═════ Given information

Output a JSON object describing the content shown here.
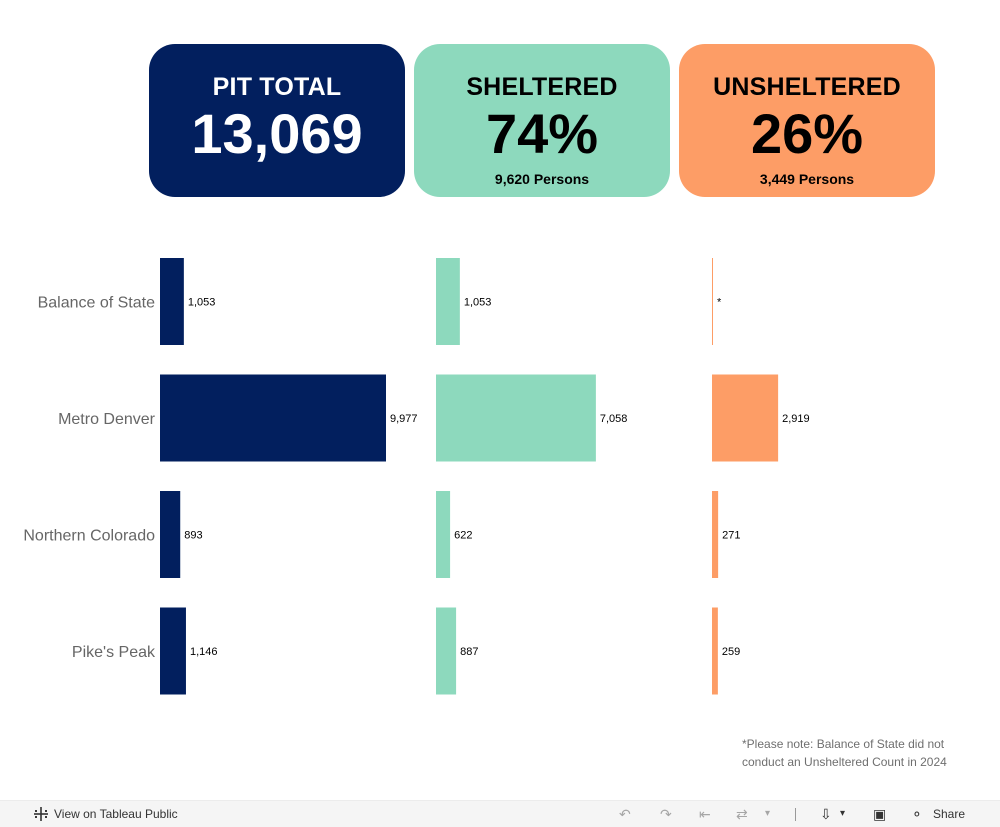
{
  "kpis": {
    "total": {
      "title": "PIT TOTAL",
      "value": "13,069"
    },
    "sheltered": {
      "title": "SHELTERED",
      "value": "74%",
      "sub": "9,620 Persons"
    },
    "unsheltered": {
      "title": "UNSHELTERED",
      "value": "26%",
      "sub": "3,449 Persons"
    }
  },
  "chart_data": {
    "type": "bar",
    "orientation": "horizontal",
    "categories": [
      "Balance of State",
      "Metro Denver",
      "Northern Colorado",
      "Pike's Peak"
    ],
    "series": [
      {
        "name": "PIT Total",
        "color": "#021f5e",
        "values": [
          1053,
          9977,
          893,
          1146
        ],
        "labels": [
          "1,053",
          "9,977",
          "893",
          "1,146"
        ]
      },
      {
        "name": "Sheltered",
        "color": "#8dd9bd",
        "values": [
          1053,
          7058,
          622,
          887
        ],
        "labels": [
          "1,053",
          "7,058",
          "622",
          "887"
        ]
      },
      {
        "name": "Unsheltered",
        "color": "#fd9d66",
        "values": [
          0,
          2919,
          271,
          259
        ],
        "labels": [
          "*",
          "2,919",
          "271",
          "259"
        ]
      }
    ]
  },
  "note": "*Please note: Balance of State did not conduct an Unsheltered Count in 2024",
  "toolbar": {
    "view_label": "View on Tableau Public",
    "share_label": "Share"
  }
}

══════════
═════ Given information

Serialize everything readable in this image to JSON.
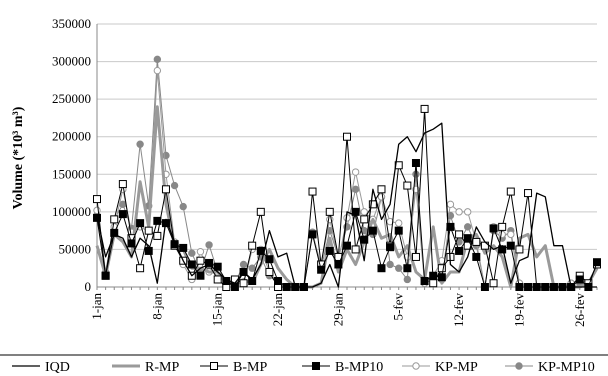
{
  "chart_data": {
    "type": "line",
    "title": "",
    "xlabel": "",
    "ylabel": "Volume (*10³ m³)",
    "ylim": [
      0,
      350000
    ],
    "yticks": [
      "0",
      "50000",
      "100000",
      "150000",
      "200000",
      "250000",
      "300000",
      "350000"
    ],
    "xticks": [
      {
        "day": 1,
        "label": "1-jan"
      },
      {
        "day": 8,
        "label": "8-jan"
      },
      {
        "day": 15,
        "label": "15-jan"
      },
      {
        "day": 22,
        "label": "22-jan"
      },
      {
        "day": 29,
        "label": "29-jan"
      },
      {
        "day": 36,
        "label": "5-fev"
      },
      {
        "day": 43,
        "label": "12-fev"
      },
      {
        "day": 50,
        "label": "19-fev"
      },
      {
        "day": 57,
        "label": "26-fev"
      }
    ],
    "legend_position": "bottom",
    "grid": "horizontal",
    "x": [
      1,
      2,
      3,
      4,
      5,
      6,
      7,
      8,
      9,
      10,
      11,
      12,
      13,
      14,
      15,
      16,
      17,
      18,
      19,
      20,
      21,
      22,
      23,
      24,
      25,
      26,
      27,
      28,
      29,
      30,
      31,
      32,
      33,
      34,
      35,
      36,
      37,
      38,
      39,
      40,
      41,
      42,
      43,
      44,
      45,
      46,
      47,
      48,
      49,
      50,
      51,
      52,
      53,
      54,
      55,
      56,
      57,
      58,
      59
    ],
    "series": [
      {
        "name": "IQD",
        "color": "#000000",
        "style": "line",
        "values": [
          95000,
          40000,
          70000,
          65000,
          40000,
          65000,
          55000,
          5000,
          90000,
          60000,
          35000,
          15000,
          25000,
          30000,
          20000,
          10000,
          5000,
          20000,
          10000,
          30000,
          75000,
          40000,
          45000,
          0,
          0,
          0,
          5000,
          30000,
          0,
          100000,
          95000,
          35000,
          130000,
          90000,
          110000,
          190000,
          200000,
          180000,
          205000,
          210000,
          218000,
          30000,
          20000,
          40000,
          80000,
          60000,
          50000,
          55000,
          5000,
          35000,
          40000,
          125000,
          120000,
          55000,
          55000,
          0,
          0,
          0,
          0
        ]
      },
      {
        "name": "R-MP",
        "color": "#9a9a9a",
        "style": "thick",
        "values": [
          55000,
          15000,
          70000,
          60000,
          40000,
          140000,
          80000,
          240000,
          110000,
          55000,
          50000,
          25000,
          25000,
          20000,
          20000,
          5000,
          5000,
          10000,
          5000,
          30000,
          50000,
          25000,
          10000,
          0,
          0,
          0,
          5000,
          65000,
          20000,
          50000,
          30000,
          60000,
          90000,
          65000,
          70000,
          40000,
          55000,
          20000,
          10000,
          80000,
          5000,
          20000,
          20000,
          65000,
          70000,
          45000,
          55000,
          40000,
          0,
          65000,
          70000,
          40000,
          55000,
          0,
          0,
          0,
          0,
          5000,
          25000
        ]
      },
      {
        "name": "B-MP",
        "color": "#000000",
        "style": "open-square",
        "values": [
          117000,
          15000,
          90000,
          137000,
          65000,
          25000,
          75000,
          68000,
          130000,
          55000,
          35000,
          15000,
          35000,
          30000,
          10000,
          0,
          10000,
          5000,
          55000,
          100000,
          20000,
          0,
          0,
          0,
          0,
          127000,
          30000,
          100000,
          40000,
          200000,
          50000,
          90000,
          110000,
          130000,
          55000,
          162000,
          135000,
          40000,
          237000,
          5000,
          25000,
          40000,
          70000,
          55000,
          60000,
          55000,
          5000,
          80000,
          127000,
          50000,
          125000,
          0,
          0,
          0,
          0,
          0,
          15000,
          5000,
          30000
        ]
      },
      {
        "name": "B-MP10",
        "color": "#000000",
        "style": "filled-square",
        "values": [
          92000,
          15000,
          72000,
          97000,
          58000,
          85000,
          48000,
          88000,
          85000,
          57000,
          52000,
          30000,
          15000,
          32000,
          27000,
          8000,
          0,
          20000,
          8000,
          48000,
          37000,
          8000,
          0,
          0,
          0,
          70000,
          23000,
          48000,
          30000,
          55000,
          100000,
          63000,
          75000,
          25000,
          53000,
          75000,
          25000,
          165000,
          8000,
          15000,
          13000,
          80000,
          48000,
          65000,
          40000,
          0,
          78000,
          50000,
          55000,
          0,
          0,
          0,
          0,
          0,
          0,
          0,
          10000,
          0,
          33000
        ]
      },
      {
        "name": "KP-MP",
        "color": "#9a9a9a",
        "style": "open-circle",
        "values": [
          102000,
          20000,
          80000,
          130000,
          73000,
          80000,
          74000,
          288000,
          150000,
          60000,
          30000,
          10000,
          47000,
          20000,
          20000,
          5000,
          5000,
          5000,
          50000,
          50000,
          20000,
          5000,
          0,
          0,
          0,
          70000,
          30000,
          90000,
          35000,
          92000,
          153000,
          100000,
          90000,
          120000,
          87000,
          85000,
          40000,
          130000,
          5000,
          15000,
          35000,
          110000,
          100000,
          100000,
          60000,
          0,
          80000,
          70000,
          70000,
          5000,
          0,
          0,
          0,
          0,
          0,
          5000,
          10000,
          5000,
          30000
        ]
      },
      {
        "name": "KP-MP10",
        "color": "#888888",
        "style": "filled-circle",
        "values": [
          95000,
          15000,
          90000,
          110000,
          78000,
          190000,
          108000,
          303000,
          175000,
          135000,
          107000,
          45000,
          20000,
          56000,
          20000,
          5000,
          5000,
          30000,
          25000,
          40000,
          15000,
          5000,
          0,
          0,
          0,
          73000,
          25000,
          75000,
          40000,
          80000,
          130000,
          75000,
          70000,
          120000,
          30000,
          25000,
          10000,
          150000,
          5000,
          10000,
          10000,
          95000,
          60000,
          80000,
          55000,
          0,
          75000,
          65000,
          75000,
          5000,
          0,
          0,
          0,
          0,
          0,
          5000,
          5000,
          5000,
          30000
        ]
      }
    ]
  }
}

══════════

Problem details: List all lines where "square" occurs.

Exercise output:
        "style": "open-square",
        "style": "filled-square",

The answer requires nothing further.